** Begin SOURCE MATERIAL **

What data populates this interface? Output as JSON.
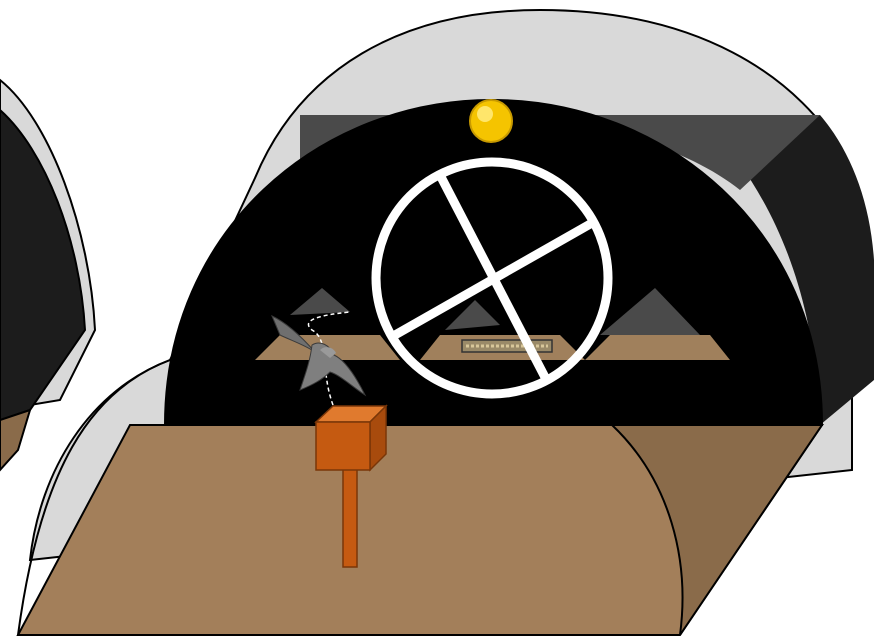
{
  "scene": {
    "components": [
      "neighboring-tunnel-enclosure",
      "tunnel-enclosure",
      "dark-end-wall",
      "overhead-light",
      "rotating-wheel-barrier",
      "perch-box",
      "perch-pole",
      "flying-pigeon",
      "flight-path",
      "feeder-tray"
    ],
    "colors": {
      "canopy": "#d9d9d9",
      "wall": "#000000",
      "floor": "#a37f5a",
      "floor_shadow": "#8a6b4a",
      "distant_floor": "#a0805c",
      "distant_peak": "#4a4a4a",
      "side_panel": "#1c1c1c",
      "wheel": "#ffffff",
      "light": "#f5c400",
      "light_highlight": "#ffe66b",
      "perch": "#c55a11",
      "perch_side": "#a84b0d",
      "perch_top": "#e07a2e",
      "pigeon": "#7f7f7f",
      "outline": "#000000"
    }
  }
}
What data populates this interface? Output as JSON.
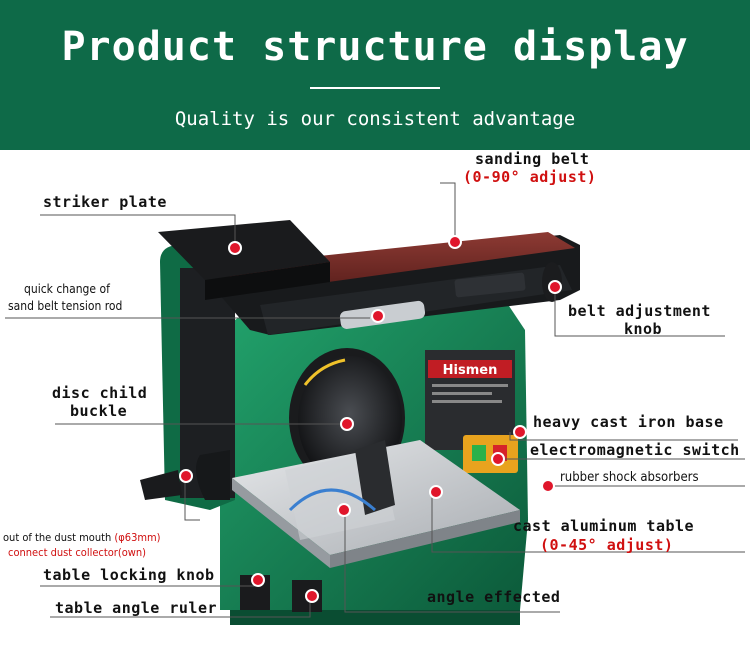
{
  "header": {
    "title": "Product structure display",
    "subtitle": "Quality is our consistent advantage"
  },
  "product": {
    "brand": "Hismen"
  },
  "labels": {
    "sanding_belt": "sanding belt",
    "sanding_belt_adjust": "(0-90° adjust)",
    "striker_plate": "striker plate",
    "quick_change_line1": "quick change of",
    "quick_change_line2": "sand belt tension rod",
    "belt_knob_line1": "belt adjustment",
    "belt_knob_line2": "knob",
    "disc_buckle_line1": "disc child",
    "disc_buckle_line2": "buckle",
    "cast_iron_base": "heavy cast iron base",
    "electromagnetic_switch": "electromagnetic switch",
    "rubber_shock": "rubber shock absorbers",
    "dust_mouth_line1": "out of the dust mouth",
    "dust_mouth_size": "(φ63mm)",
    "dust_mouth_line2": "connect dust collector(own)",
    "cast_aluminum_table": "cast aluminum table",
    "cast_aluminum_adjust": "(0-45° adjust)",
    "table_locking_knob": "table locking knob",
    "table_angle_ruler": "table angle ruler",
    "angle_effected": "angle effected"
  },
  "colors": {
    "header_bg": "#0e6a48",
    "machine_green": "#1a8a5c",
    "belt": "#7a2e2a",
    "marker": "#e0162b",
    "accent_red": "#d01010"
  }
}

** End SOURCE MATERIAL **

WRITTEN EXERCISE -> Retype the whole listing, keeping every line identical and omitting all pictures.

TASK SOLUTION ->
What data populates this interface? Output as JSON.
{
  "scene": {
    "components": [
      "neighboring-tunnel-enclosure",
      "tunnel-enclosure",
      "dark-end-wall",
      "overhead-light",
      "rotating-wheel-barrier",
      "perch-box",
      "perch-pole",
      "flying-pigeon",
      "flight-path",
      "feeder-tray"
    ],
    "colors": {
      "canopy": "#d9d9d9",
      "wall": "#000000",
      "floor": "#a37f5a",
      "floor_shadow": "#8a6b4a",
      "distant_floor": "#a0805c",
      "distant_peak": "#4a4a4a",
      "side_panel": "#1c1c1c",
      "wheel": "#ffffff",
      "light": "#f5c400",
      "light_highlight": "#ffe66b",
      "perch": "#c55a11",
      "perch_side": "#a84b0d",
      "perch_top": "#e07a2e",
      "pigeon": "#7f7f7f",
      "outline": "#000000"
    }
  }
}
What data populates this interface? Output as JSON.
{
  "header": {
    "title": "Product structure display",
    "subtitle": "Quality is our consistent advantage"
  },
  "product": {
    "brand": "Hismen"
  },
  "labels": {
    "sanding_belt": "sanding belt",
    "sanding_belt_adjust": "(0-90° adjust)",
    "striker_plate": "striker plate",
    "quick_change_line1": "quick change of",
    "quick_change_line2": "sand belt tension rod",
    "belt_knob_line1": "belt adjustment",
    "belt_knob_line2": "knob",
    "disc_buckle_line1": "disc child",
    "disc_buckle_line2": "buckle",
    "cast_iron_base": "heavy cast iron base",
    "electromagnetic_switch": "electromagnetic switch",
    "rubber_shock": "rubber shock absorbers",
    "dust_mouth_line1": "out of the dust mouth",
    "dust_mouth_size": "(φ63mm)",
    "dust_mouth_line2": "connect dust collector(own)",
    "cast_aluminum_table": "cast aluminum table",
    "cast_aluminum_adjust": "(0-45° adjust)",
    "table_locking_knob": "table locking knob",
    "table_angle_ruler": "table angle ruler",
    "angle_effected": "angle effected"
  },
  "colors": {
    "header_bg": "#0e6a48",
    "machine_green": "#1a8a5c",
    "belt": "#7a2e2a",
    "marker": "#e0162b",
    "accent_red": "#d01010"
  }
}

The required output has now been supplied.